* start THE INPUT *
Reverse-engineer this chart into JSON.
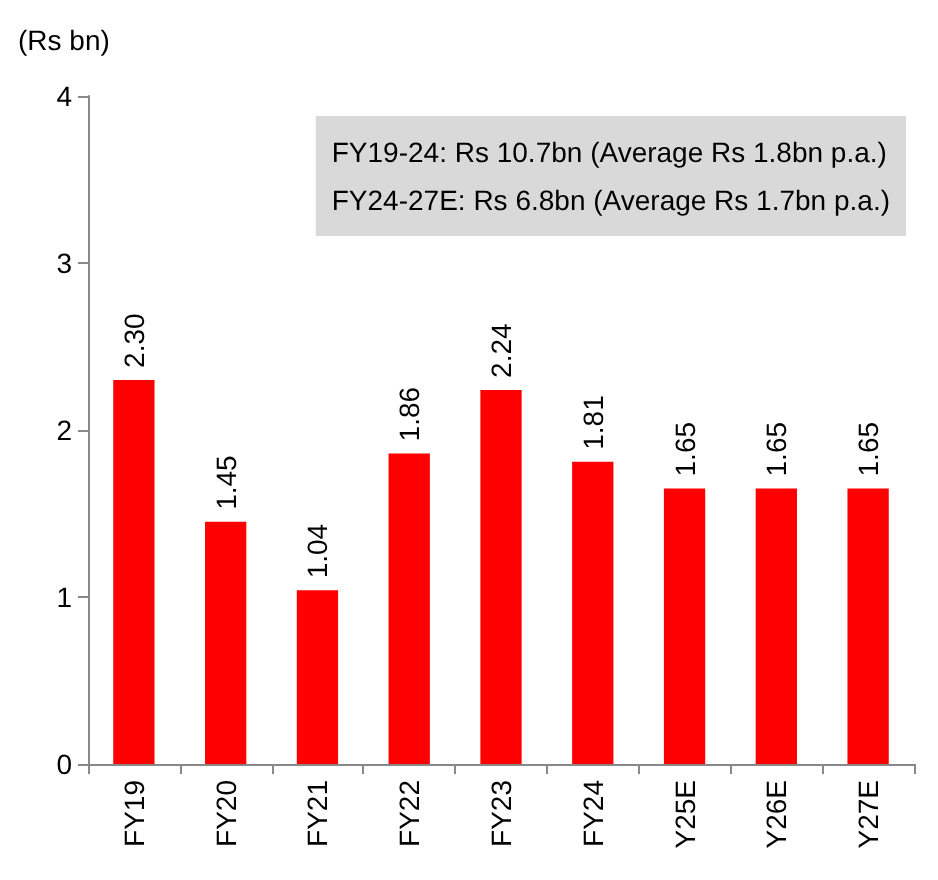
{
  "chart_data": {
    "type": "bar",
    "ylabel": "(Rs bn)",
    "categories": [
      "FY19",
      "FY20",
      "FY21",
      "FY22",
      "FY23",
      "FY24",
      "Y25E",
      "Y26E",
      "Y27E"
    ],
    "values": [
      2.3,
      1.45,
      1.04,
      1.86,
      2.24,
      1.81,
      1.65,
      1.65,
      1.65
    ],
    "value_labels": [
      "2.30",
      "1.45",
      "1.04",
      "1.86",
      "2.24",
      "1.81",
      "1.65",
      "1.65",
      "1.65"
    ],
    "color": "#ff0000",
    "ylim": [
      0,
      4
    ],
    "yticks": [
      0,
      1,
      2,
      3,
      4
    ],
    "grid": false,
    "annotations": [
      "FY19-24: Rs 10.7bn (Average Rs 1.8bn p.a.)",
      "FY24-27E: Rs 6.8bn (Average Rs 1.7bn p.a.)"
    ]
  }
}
* end THE INPUT *
▶ _WHAT TO DO_
The records above should be reproduced exactly, with no pictures included.

▶ _TASK RESULT_
Reverse-engineer this chart into JSON.
{
  "chart_data": {
    "type": "bar",
    "ylabel": "(Rs bn)",
    "categories": [
      "FY19",
      "FY20",
      "FY21",
      "FY22",
      "FY23",
      "FY24",
      "Y25E",
      "Y26E",
      "Y27E"
    ],
    "values": [
      2.3,
      1.45,
      1.04,
      1.86,
      2.24,
      1.81,
      1.65,
      1.65,
      1.65
    ],
    "value_labels": [
      "2.30",
      "1.45",
      "1.04",
      "1.86",
      "2.24",
      "1.81",
      "1.65",
      "1.65",
      "1.65"
    ],
    "color": "#ff0000",
    "ylim": [
      0,
      4
    ],
    "yticks": [
      0,
      1,
      2,
      3,
      4
    ],
    "grid": false,
    "annotations": [
      "FY19-24: Rs 10.7bn (Average Rs 1.8bn p.a.)",
      "FY24-27E: Rs 6.8bn (Average Rs 1.7bn p.a.)"
    ]
  }
}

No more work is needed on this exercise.